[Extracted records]
* * *
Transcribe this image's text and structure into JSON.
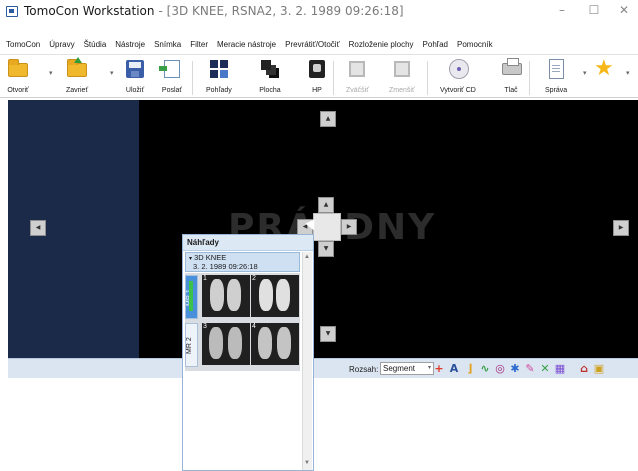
{
  "window": {
    "app_name": "TomoCon Workstation",
    "doc_title": "- [3D KNEE, RSNA2, 3. 2. 1989 09:26:18]",
    "minimize_glyph": "–",
    "maximize_glyph": "☐",
    "close_glyph": "✕"
  },
  "menu": [
    "TomoCon",
    "Úpravy",
    "Štúdia",
    "Nástroje",
    "Snímka",
    "Filter",
    "Meracie nástroje",
    "Prevrátiť/Otočiť",
    "Rozloženie plochy",
    "Pohľad",
    "Pomocník"
  ],
  "toolbar": {
    "open": "Otvoriť",
    "close": "Zavrieť",
    "save": "Uložiť",
    "send": "Poslať",
    "views": "Pohľady",
    "surface": "Plocha",
    "hp": "HP",
    "zoom_in": "Zväčšiť",
    "zoom_out": "Zmenšiť",
    "create_cd": "Vytvoriť CD",
    "print": "Tlač",
    "report": "Správa"
  },
  "viewer": {
    "watermark": "PRÁZDNY"
  },
  "thumbnails": {
    "title": "Náhľady",
    "study_name": "3D KNEE",
    "study_date": "3. 2. 1989 09:26:18",
    "series": [
      "MR 1",
      "MR 2"
    ],
    "image_numbers": [
      "1",
      "2",
      "3",
      "4"
    ]
  },
  "statusbar": {
    "range_label": "Rozsah:",
    "range_value": "Segment"
  },
  "colors": {
    "viewer_bg": "#000000",
    "left_panel": "#1a2a48",
    "statusbar": "#dbe5f1",
    "accent_green": "#3bc24a",
    "active_tab": "#4a8fda"
  }
}
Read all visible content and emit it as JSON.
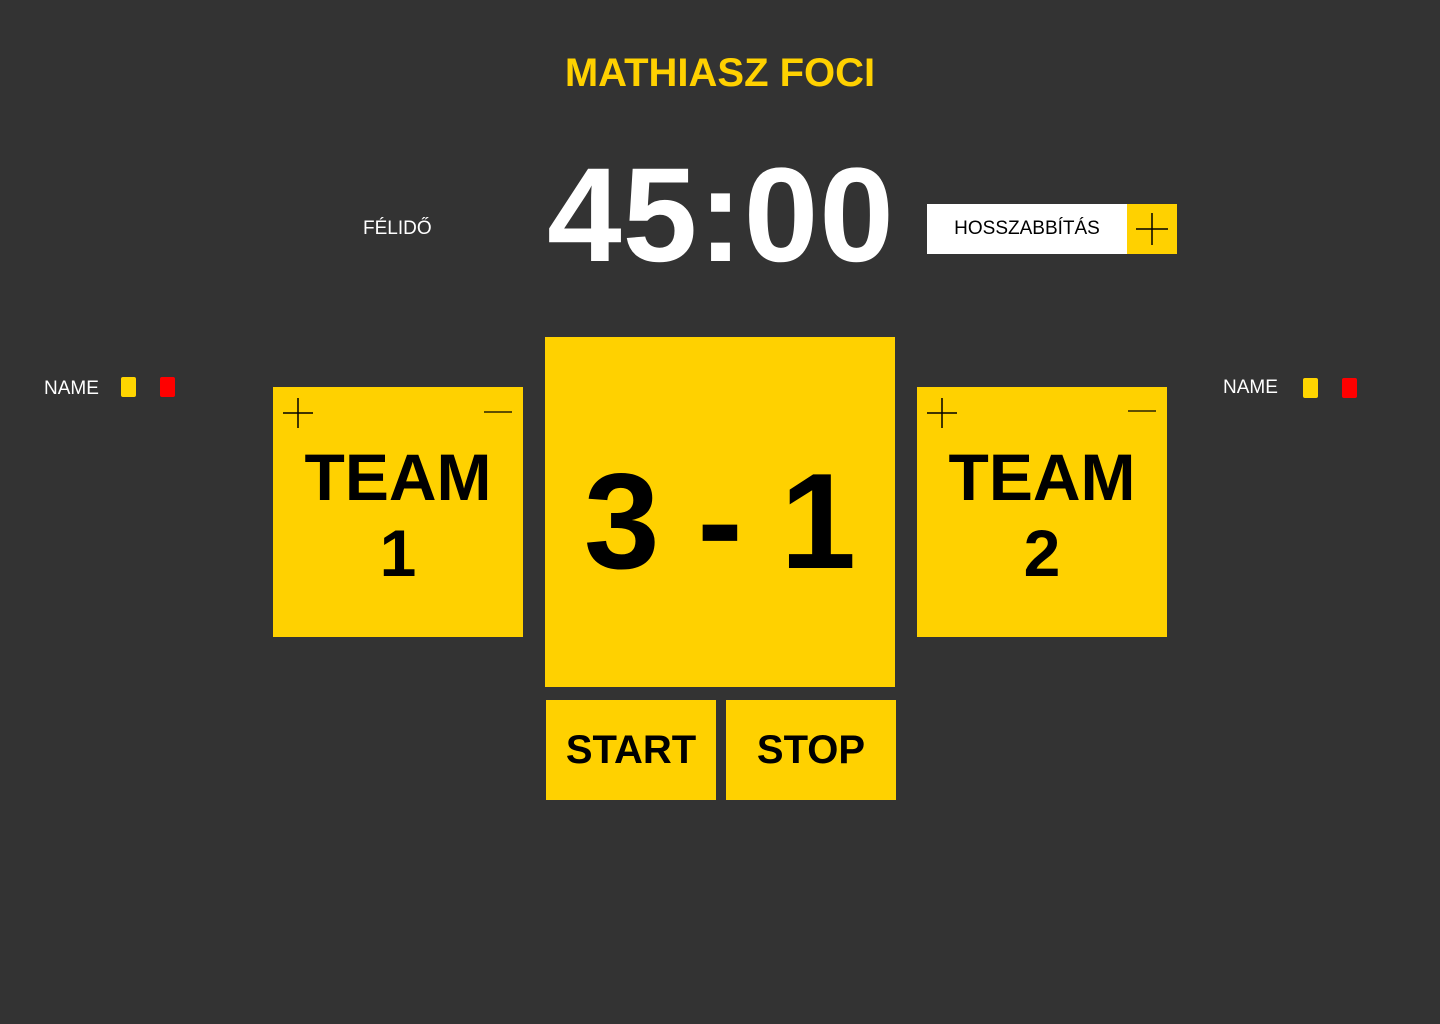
{
  "app": {
    "title": "MATHIASZ FOCI"
  },
  "timer": {
    "half_label": "FÉLIDŐ",
    "clock": "45:00",
    "extra_time_label": "HOSSZABBÍTÁS",
    "add_icon": "plus-icon"
  },
  "players": {
    "left": {
      "name": "NAME"
    },
    "right": {
      "name": "NAME"
    }
  },
  "cards": {
    "yellow_color": "#FFD500",
    "red_color": "#FF0000"
  },
  "teams": {
    "home": {
      "name": "TEAM\n1",
      "add_icon": "plus-icon",
      "remove_icon": "minus-icon"
    },
    "away": {
      "name": "TEAM\n2",
      "add_icon": "plus-icon",
      "remove_icon": "minus-icon"
    }
  },
  "score": {
    "display": "3 - 1",
    "home": 3,
    "away": 1
  },
  "controls": {
    "start_label": "START",
    "stop_label": "STOP"
  },
  "colors": {
    "background": "#333333",
    "accent": "#FFD100",
    "text_light": "#FFFFFF",
    "text_dark": "#000000"
  }
}
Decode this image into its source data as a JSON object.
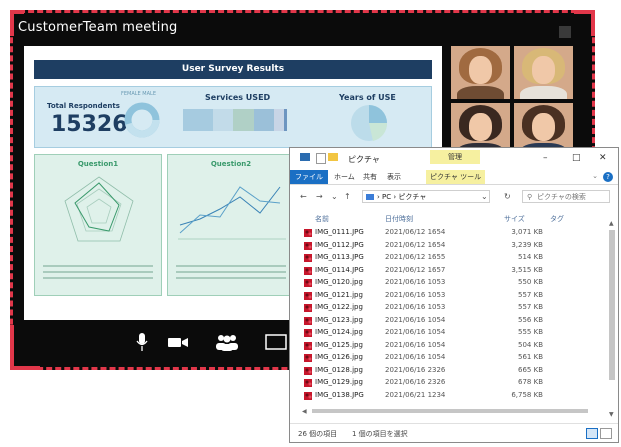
* * *
Direction: Extract the text of all the records above verbatim, excluding pictures.

Response:
Transcribe this image's text and structure into JSON.
{
  "window": {
    "app_name": "TomoCon Workstation",
    "doc_title": "- [3D KNEE, RSNA2, 3. 2. 1989 09:26:18]",
    "minimize_glyph": "–",
    "maximize_glyph": "☐",
    "close_glyph": "✕"
  },
  "menu": [
    "TomoCon",
    "Úpravy",
    "Štúdia",
    "Nástroje",
    "Snímka",
    "Filter",
    "Meracie nástroje",
    "Prevrátiť/Otočiť",
    "Rozloženie plochy",
    "Pohľad",
    "Pomocník"
  ],
  "toolbar": {
    "open": "Otvoriť",
    "close": "Zavrieť",
    "save": "Uložiť",
    "send": "Poslať",
    "views": "Pohľady",
    "surface": "Plocha",
    "hp": "HP",
    "zoom_in": "Zväčšiť",
    "zoom_out": "Zmenšiť",
    "create_cd": "Vytvoriť CD",
    "print": "Tlač",
    "report": "Správa"
  },
  "viewer": {
    "watermark": "PRÁZDNY"
  },
  "thumbnails": {
    "title": "Náhľady",
    "study_name": "3D KNEE",
    "study_date": "3. 2. 1989 09:26:18",
    "series": [
      "MR 1",
      "MR 2"
    ],
    "image_numbers": [
      "1",
      "2",
      "3",
      "4"
    ]
  },
  "statusbar": {
    "range_label": "Rozsah:",
    "range_value": "Segment"
  },
  "colors": {
    "viewer_bg": "#000000",
    "left_panel": "#1a2a48",
    "statusbar": "#dbe5f1",
    "accent_green": "#3bc24a",
    "active_tab": "#4a8fda"
  }
}
Read all visible content and emit it as JSON.
{
  "app": {
    "title": "MATHIASZ FOCI"
  },
  "timer": {
    "half_label": "FÉLIDŐ",
    "clock": "45:00",
    "extra_time_label": "HOSSZABBÍTÁS",
    "add_icon": "plus-icon"
  },
  "players": {
    "left": {
      "name": "NAME"
    },
    "right": {
      "name": "NAME"
    }
  },
  "cards": {
    "yellow_color": "#FFD500",
    "red_color": "#FF0000"
  },
  "teams": {
    "home": {
      "name": "TEAM\n1",
      "add_icon": "plus-icon",
      "remove_icon": "minus-icon"
    },
    "away": {
      "name": "TEAM\n2",
      "add_icon": "plus-icon",
      "remove_icon": "minus-icon"
    }
  },
  "score": {
    "display": "3 - 1",
    "home": 3,
    "away": 1
  },
  "controls": {
    "start_label": "START",
    "stop_label": "STOP"
  },
  "colors": {
    "background": "#333333",
    "accent": "#FFD100",
    "text_light": "#FFFFFF",
    "text_dark": "#000000"
  }
}
Decode this image into its source data as a JSON object.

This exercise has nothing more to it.